──────── Given entries

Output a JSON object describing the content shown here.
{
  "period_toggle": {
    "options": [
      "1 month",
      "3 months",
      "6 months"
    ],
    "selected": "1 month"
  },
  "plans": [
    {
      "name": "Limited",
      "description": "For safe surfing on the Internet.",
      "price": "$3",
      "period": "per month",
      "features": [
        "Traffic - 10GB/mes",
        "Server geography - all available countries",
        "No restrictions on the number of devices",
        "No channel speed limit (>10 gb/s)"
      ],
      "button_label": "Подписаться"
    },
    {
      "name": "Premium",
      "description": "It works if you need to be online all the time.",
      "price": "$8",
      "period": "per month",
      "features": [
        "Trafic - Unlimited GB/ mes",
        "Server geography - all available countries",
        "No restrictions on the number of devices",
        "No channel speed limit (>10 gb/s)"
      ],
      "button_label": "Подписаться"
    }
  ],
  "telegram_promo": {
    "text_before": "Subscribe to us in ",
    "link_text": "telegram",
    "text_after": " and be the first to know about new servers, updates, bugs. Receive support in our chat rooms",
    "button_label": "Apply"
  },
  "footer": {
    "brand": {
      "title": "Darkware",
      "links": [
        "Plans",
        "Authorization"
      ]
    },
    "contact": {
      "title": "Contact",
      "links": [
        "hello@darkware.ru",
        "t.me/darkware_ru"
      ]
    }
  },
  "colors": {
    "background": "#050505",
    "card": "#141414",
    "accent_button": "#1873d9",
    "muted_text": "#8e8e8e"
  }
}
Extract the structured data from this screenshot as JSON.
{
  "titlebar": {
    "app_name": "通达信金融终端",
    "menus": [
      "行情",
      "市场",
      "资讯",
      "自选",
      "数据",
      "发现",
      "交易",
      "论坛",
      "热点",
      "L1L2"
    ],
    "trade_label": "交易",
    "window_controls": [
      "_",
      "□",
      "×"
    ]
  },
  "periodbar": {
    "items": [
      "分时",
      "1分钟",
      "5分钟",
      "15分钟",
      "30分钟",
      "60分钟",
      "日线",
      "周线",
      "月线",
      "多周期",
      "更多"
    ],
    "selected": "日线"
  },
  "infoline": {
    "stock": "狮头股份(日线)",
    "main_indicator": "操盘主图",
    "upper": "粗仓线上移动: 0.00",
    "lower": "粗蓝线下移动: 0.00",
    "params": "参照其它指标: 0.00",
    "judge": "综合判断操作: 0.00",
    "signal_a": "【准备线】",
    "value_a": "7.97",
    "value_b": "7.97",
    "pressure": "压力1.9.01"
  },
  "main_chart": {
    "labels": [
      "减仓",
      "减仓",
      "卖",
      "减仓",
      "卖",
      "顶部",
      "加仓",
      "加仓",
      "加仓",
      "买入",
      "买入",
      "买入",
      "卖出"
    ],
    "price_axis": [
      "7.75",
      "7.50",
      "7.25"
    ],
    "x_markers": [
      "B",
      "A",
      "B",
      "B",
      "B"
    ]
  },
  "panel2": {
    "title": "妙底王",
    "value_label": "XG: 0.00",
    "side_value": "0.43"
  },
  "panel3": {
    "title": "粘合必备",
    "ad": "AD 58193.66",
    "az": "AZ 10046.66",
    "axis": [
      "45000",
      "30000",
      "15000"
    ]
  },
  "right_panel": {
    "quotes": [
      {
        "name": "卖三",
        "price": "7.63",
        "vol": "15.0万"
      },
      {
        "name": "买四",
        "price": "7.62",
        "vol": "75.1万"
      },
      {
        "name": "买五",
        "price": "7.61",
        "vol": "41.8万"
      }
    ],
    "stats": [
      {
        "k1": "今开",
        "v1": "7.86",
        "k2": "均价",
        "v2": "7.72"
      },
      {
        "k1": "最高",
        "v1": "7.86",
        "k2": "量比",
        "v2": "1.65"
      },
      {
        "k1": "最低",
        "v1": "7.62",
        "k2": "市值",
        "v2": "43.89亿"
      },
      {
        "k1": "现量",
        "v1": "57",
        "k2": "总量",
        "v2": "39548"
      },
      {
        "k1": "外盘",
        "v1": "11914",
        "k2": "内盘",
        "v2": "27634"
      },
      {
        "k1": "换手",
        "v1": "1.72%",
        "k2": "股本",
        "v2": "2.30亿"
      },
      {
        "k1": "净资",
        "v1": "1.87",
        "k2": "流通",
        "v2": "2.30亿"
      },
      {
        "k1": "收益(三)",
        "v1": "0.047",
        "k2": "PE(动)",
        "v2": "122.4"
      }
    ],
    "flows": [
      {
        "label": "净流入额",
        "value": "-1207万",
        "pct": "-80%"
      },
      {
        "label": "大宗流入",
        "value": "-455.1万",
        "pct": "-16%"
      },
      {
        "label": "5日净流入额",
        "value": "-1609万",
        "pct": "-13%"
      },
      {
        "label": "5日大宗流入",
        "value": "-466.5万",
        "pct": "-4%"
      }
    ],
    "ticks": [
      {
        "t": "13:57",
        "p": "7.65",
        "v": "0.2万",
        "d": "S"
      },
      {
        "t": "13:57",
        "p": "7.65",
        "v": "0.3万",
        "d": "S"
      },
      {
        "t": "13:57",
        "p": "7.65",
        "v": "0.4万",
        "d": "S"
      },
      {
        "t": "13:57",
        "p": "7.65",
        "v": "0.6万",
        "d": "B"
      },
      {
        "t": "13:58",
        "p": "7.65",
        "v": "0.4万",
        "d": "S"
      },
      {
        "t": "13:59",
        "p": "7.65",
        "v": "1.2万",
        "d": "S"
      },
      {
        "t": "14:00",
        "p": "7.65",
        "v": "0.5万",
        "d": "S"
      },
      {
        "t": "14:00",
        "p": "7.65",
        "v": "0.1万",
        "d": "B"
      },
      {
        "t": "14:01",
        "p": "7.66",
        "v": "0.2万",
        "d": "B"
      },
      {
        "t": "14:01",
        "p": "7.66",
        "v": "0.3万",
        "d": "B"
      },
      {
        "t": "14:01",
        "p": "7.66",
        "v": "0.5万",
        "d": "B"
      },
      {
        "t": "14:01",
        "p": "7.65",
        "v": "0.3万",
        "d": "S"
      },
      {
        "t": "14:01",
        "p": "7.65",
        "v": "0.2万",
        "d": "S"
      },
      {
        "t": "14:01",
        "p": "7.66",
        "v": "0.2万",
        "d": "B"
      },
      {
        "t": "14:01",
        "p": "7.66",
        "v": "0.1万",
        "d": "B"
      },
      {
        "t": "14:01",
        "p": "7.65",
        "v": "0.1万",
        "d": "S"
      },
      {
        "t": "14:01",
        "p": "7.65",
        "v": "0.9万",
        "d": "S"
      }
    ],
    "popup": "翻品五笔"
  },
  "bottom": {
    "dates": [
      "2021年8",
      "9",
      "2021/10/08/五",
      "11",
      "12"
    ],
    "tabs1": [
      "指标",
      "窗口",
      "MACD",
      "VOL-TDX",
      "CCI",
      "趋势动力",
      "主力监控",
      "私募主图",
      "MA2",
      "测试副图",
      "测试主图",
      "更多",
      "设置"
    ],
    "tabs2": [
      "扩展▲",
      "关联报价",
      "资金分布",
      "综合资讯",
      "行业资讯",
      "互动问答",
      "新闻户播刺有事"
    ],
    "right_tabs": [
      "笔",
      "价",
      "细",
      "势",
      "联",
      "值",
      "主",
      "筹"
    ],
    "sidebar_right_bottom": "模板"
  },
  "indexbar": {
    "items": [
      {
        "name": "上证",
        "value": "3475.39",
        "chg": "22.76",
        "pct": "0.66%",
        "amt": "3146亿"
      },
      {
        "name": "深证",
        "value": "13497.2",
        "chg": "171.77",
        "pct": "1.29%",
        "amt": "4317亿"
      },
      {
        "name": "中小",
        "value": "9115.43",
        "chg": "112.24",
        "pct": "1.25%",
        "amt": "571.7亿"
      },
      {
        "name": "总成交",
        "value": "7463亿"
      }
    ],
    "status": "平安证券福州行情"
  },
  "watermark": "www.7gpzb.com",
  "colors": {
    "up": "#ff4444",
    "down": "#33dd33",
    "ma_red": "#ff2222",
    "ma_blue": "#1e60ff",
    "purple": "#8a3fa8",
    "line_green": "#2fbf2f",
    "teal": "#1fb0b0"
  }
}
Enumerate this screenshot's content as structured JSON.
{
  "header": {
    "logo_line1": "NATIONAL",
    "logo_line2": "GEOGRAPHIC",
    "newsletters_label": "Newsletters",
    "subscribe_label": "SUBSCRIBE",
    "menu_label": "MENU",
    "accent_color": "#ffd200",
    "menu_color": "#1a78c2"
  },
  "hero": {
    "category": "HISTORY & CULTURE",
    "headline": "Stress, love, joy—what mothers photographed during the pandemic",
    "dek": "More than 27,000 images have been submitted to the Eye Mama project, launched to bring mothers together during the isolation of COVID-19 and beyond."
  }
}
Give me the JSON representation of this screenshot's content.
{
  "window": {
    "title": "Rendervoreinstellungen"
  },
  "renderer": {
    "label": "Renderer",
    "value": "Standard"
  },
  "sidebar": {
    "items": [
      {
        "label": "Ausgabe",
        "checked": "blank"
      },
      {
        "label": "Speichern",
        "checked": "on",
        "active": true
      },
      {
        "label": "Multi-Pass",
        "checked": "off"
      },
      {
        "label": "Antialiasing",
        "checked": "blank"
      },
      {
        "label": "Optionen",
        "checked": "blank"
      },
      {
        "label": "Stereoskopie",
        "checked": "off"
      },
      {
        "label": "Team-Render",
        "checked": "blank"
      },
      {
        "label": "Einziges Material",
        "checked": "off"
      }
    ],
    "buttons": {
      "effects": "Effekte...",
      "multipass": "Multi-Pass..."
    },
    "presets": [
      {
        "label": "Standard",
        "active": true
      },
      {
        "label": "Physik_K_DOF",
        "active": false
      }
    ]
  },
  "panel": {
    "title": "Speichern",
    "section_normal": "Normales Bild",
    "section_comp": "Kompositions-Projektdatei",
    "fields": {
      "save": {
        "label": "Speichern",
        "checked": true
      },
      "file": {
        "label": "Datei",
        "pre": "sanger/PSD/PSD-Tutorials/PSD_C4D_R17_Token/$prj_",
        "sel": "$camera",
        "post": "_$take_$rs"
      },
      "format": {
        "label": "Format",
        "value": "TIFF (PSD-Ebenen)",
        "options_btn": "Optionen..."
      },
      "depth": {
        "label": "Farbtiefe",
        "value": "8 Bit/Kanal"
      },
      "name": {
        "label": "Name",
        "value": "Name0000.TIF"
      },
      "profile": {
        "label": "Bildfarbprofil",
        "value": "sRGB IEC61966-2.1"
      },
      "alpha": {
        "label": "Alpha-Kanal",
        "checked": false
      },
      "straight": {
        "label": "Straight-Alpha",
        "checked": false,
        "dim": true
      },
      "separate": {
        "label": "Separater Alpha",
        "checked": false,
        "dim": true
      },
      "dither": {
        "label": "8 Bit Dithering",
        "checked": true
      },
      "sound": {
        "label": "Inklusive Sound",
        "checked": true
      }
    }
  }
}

────────────────

Prompt >> Give the count of lines in the listing above that include "Optionen", with no other words.

Finished answer >> 2